PAGE EXCERPT ::
---
Duplex ultrasound (DUS) imaging for vein bypass graft (VBG) surveillance is confounded by technical and physiologic factors that reduce the sensitivity for detecting impending graft failure. In contrast, three-dimensional computed tomography angiography (CTA) offers high-fidelity anatomic characterization of VBGs, but its utility in detecting at risk grafts is unknown. The current study analyzed the correlation between DUS and CTA for detection of vein graft stenosis and evaluated the relationship of the observed abnormalities to VBG failure.Methods:
Consecutive lower extremity VBG patients underwent surveillance with concurrent DUS imaging and CTA at 1 week and at 1, 6, and 12 months postoperatively. A standardized algorithm was used for CT reconstruction and extraction of the lumen geometries at 1-mm intervals. At each interval, CT-derived cross-sectional areas were coregistered and correlated to DUS peak systolic velocities (PSVs) within six predesignated anatomic zones and then analyzed for outcome association. Vein graft failure was defined as pathologic change within a given anatomic zone resulting in thrombosis, amputation, or reintervention within the 6-month period after the observed time point.Results:
The study recruited 54 patients, and 10 (18%) experienced failure ≤18 months of implantation. The expected inverse relationship between cross-sectional area and PSV was only weakly correlated (Spearman rank coefficient = −0.19). Moderate elevations in the PSV ratio (PSVr; 2-3.5) were frequently transient, with 14 of 18 grafts (78%) demonstrating ratio reduction on subsequent imaging. A PSVr ≥3.5 was associated with a 67% failure rate. CT stenosis <50% was highly correlated with success (0 failures); however, high-grade (>80%) CT stenosis was more likely to succeed than to fail (25%). Significant discordance between CT and DUS was found in 18 patients. Although 14 of these patients had CT stenosis >70% with a PSVr <3.5, subsequent failure occurred in only two. Conversely, graft failure occurred in three of four patients with CT stenosis <70% but PSVr >3.5. Focused analysis of these patients using computational fluid dynamic modeling demonstrated that vein side branches, local tortuosity, regional diameter variations, and venovenostomies were the drivers of these discrepancies.Conclusions:
This analysis demonstrated that a PSVr ≥3.5 is strongly correlated with VBG failure, whereas the natural history of moderately elevated PSVr (2-3.5) is largely clinically benign. Although minimum stenosis on the CT scan was highly predictive of success, high-grade CT stenosis was infrequently associated with failure. The interaction of anatomic features with the local flow dynamics was identified as the primary confounder for a direct correlation between CT and DUS imaging.
---
TASK REQUIREMENTS ::
[a] Answer these from the vein graft study:
(i) At what times after surgery did patients get both DUS imaging and CTA?
(ii) How many patients did the study recruit?
(iii) What PSVr value does the conclusion say is strongly correlated with VBG failure?
[b] Does each statement agree with the vein graft study? Answer yes or no and quote the words that decide it.
(i) Moderate rises in the PSV ratio usually lasted.
(ii) Lumen geometries were taken from the CT scans at 1-mm intervals.
(iii) No grafts failed when CT stenosis was below 50%.
The records are separate material, unrelated to the vein graft study.
---
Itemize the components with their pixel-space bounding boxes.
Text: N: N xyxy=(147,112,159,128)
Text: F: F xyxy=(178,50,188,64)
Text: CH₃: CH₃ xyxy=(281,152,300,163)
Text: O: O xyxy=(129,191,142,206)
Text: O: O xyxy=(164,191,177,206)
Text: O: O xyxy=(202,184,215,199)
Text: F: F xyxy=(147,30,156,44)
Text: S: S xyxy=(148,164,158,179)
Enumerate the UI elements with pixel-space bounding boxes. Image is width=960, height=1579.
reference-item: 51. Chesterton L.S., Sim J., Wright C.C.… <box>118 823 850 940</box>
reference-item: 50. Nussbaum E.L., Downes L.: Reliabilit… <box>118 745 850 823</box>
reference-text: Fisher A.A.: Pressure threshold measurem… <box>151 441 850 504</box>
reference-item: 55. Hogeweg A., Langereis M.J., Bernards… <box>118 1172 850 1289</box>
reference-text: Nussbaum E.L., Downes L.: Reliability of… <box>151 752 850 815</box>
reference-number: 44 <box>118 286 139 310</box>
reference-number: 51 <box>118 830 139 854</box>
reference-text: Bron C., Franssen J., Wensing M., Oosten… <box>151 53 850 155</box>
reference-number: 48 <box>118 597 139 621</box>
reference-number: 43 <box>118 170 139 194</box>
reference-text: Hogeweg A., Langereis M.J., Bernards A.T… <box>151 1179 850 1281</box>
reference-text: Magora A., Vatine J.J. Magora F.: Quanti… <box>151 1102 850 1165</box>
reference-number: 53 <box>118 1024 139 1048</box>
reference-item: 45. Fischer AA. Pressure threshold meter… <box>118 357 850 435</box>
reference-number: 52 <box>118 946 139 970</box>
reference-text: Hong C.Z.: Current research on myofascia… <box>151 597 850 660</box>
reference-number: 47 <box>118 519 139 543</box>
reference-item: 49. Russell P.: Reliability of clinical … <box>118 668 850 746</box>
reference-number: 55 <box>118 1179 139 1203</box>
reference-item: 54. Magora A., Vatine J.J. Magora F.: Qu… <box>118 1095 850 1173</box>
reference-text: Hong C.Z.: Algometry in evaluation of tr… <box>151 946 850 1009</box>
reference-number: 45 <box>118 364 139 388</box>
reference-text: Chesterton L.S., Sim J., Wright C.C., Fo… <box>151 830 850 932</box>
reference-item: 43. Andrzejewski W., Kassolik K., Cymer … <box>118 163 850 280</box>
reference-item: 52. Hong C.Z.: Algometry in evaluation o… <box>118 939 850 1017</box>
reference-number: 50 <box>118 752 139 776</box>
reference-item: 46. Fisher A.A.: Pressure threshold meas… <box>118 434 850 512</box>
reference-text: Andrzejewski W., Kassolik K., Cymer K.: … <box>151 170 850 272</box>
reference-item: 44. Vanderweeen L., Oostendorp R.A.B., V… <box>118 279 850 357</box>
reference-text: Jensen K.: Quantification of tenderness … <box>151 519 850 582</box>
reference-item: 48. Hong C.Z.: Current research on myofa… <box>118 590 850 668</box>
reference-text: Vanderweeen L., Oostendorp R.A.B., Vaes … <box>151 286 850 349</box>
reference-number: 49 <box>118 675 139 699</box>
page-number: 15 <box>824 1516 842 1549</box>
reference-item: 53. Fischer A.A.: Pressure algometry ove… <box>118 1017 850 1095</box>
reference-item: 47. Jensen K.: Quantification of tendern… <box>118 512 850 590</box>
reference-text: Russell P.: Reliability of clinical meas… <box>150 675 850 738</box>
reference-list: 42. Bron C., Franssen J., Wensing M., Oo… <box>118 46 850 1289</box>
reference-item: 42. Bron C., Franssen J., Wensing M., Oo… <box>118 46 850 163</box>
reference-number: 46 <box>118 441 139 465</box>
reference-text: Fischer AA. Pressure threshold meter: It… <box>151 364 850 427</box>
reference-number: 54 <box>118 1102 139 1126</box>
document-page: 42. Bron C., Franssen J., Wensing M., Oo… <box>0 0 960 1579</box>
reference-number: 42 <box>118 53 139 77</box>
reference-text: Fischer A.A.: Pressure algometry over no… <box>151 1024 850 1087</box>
---
SET OF ANSWERS ::
[a]
(i) At 1 week and at 1, 6, and 12 months.
(ii) 54 patients.
(iii) A PSVr ≥3.5.

[b]
(i) No: "Moderate elevations in the PSV ratio (PSVr; 2-3.5) were frequently transient"
(ii) Yes: "extraction of the lumen geometries at 1-mm intervals"
(iii) Yes: "CT stenosis <50% was highly correlated with success (0 failures)"